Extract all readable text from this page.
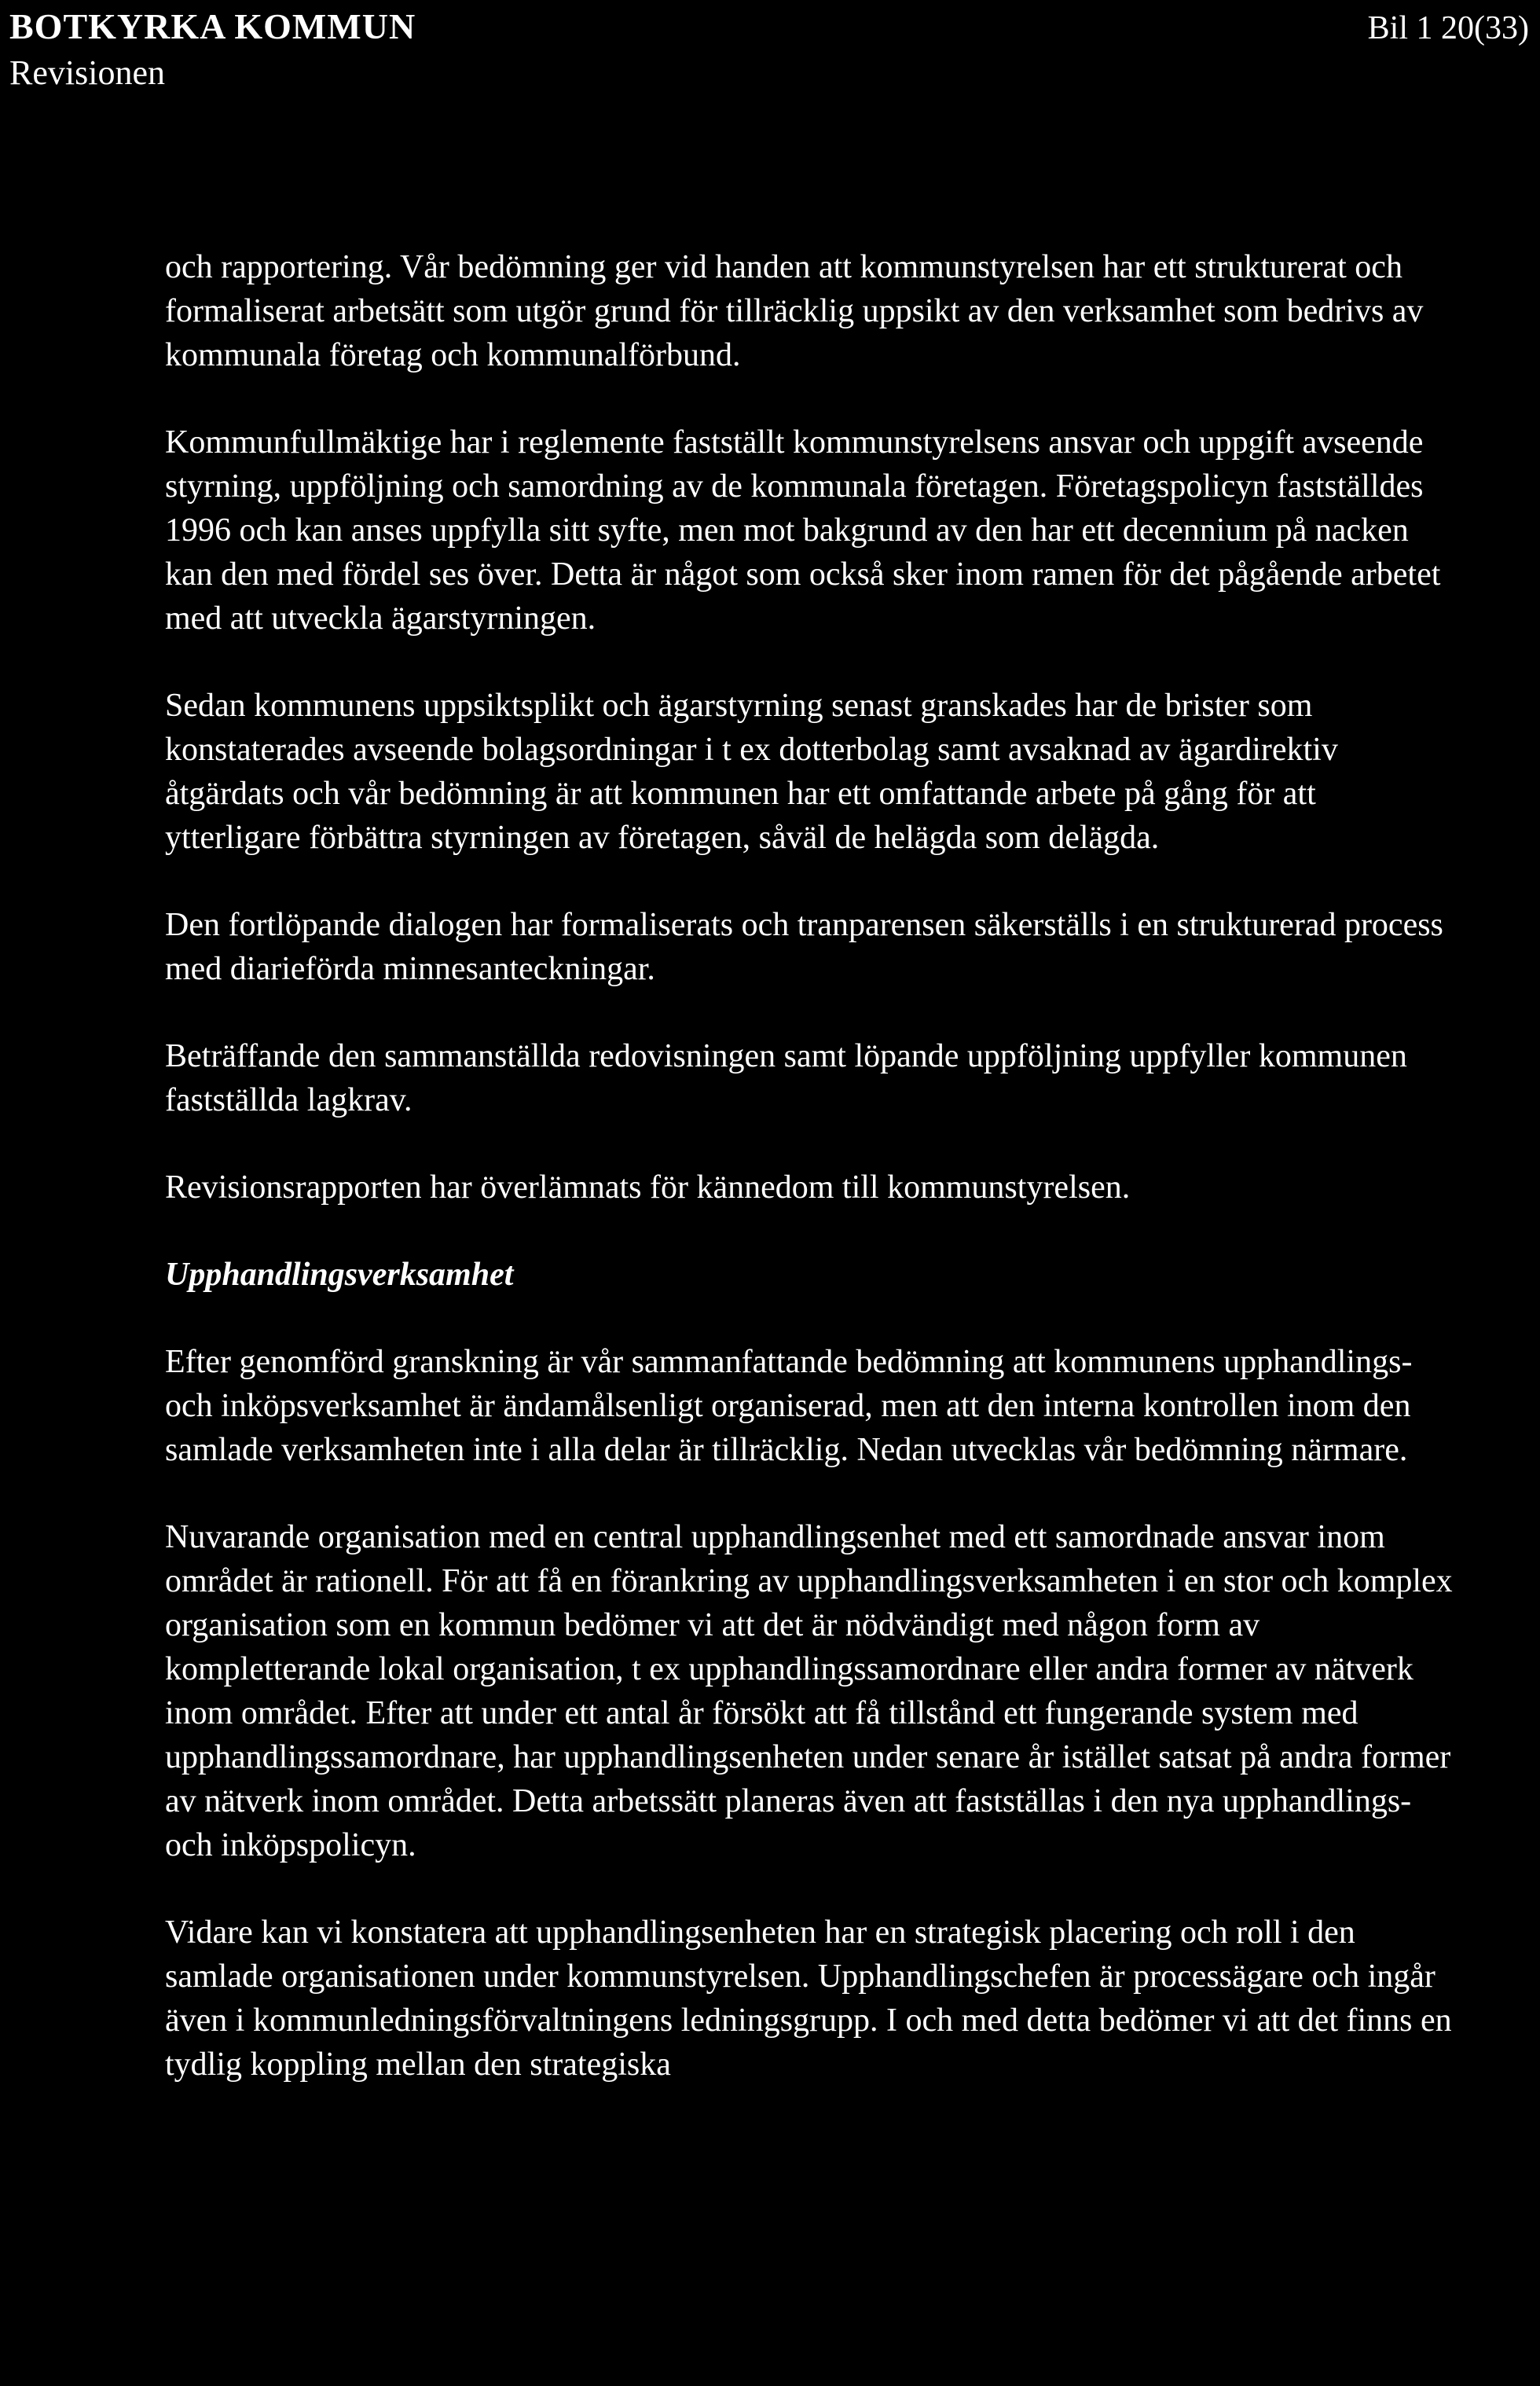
BOTKYRKA KOMMUN
Revisionen
Bil 1 20(33)

och rapportering. Vår bedömning ger vid handen att kommunstyrelsen har ett strukturerat och formaliserat arbetsätt som utgör grund för tillräcklig uppsikt av den verksamhet som bedrivs av kommunala företag och kommunalförbund.

Kommunfullmäktige har i reglemente fastställt kommunstyrelsens ansvar och uppgift avseende styrning, uppföljning och samordning av de kommunala företagen. Företagspolicyn fastställdes 1996 och kan anses uppfylla sitt syfte, men mot bakgrund av den har ett decennium på nacken kan den med fördel ses över. Detta är något som också sker inom ramen för det pågående arbetet med att utveckla ägarstyrningen.

Sedan kommunens uppsiktsplikt och ägarstyrning senast granskades har de brister som konstaterades avseende bolagsordningar i t ex dotterbolag samt avsaknad av ägardirektiv åtgärdats och vår bedömning är att kommunen har ett omfattande arbete på gång för att ytterligare förbättra styrningen av företagen, såväl de helägda som delägda.

Den fortlöpande dialogen har formaliserats och tranparensen säkerställs i en strukturerad process med diarieförda minnesanteckningar.

Beträffande den sammanställda redovisningen samt löpande uppföljning uppfyller kommunen fastställda lagkrav.

Revisionsrapporten har överlämnats för kännedom till kommunstyrelsen.

Upphandlingsverksamhet

Efter genomförd granskning är vår sammanfattande bedömning att kommunens upphandlings- och inköpsverksamhet är ändamålsenligt organiserad, men att den interna kontrollen inom den samlade verksamheten inte i alla delar är tillräcklig. Nedan utvecklas vår bedömning närmare.

Nuvarande organisation med en central upphandlingsenhet med ett samordnade ansvar inom området är rationell. För att få en förankring av upphandlingsverksamheten i en stor och komplex organisation som en kommun bedömer vi att det är nödvändigt med någon form av kompletterande lokal organisation, t ex upphandlingssamordnare eller andra former av nätverk inom området. Efter att under ett antal år försökt att få tillstånd ett fungerande system med upphandlingssamordnare, har upphandlingsenheten under senare år istället satsat på andra former av nätverk inom området. Detta arbetssätt planeras även att fastställas i den nya upphandlings- och inköpspolicyn.

Vidare kan vi konstatera att upphandlingsenheten har en strategisk placering och roll i den samlade organisationen under kommunstyrelsen. Upphandlingschefen är processägare och ingår även i kommunledningsförvaltningens ledningsgrupp. I och med detta bedömer vi att det finns en tydlig koppling mellan den strategiska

═══

Repeat each record verbatim, pictures excluded.

**Output of the task:**
Extract all readable text from this page.
BOTKYRKA KOMMUN
Revisionen
Bil 1 20(33)

och rapportering. Vår bedömning ger vid handen att kommunstyrelsen har ett strukturerat och formaliserat arbetsätt som utgör grund för tillräcklig uppsikt av den verksamhet som bedrivs av kommunala företag och kommunalförbund.

Kommunfullmäktige har i reglemente fastställt kommunstyrelsens ansvar och uppgift avseende styrning, uppföljning och samordning av de kommunala företagen. Företagspolicyn fastställdes 1996 och kan anses uppfylla sitt syfte, men mot bakgrund av den har ett decennium på nacken kan den med fördel ses över. Detta är något som också sker inom ramen för det pågående arbetet med att utveckla ägarstyrningen.

Sedan kommunens uppsiktsplikt och ägarstyrning senast granskades har de brister som konstaterades avseende bolagsordningar i t ex dotterbolag samt avsaknad av ägardirektiv åtgärdats och vår bedömning är att kommunen har ett omfattande arbete på gång för att ytterligare förbättra styrningen av företagen, såväl de helägda som delägda.

Den fortlöpande dialogen har formaliserats och tranparensen säkerställs i en strukturerad process med diarieförda minnesanteckningar.

Beträffande den sammanställda redovisningen samt löpande uppföljning uppfyller kommunen fastställda lagkrav.

Revisionsrapporten har överlämnats för kännedom till kommunstyrelsen.

Upphandlingsverksamhet

Efter genomförd granskning är vår sammanfattande bedömning att kommunens upphandlings- och inköpsverksamhet är ändamålsenligt organiserad, men att den interna kontrollen inom den samlade verksamheten inte i alla delar är tillräcklig. Nedan utvecklas vår bedömning närmare.

Nuvarande organisation med en central upphandlingsenhet med ett samordnade ansvar inom området är rationell. För att få en förankring av upphandlingsverksamheten i en stor och komplex organisation som en kommun bedömer vi att det är nödvändigt med någon form av kompletterande lokal organisation, t ex upphandlingssamordnare eller andra former av nätverk inom området. Efter att under ett antal år försökt att få tillstånd ett fungerande system med upphandlingssamordnare, har upphandlingsenheten under senare år istället satsat på andra former av nätverk inom området. Detta arbetssätt planeras även att fastställas i den nya upphandlings- och inköpspolicyn.

Vidare kan vi konstatera att upphandlingsenheten har en strategisk placering och roll i den samlade organisationen under kommunstyrelsen. Upphandlingschefen är processägare och ingår även i kommunledningsförvaltningens ledningsgrupp. I och med detta bedömer vi att det finns en tydlig koppling mellan den strategiska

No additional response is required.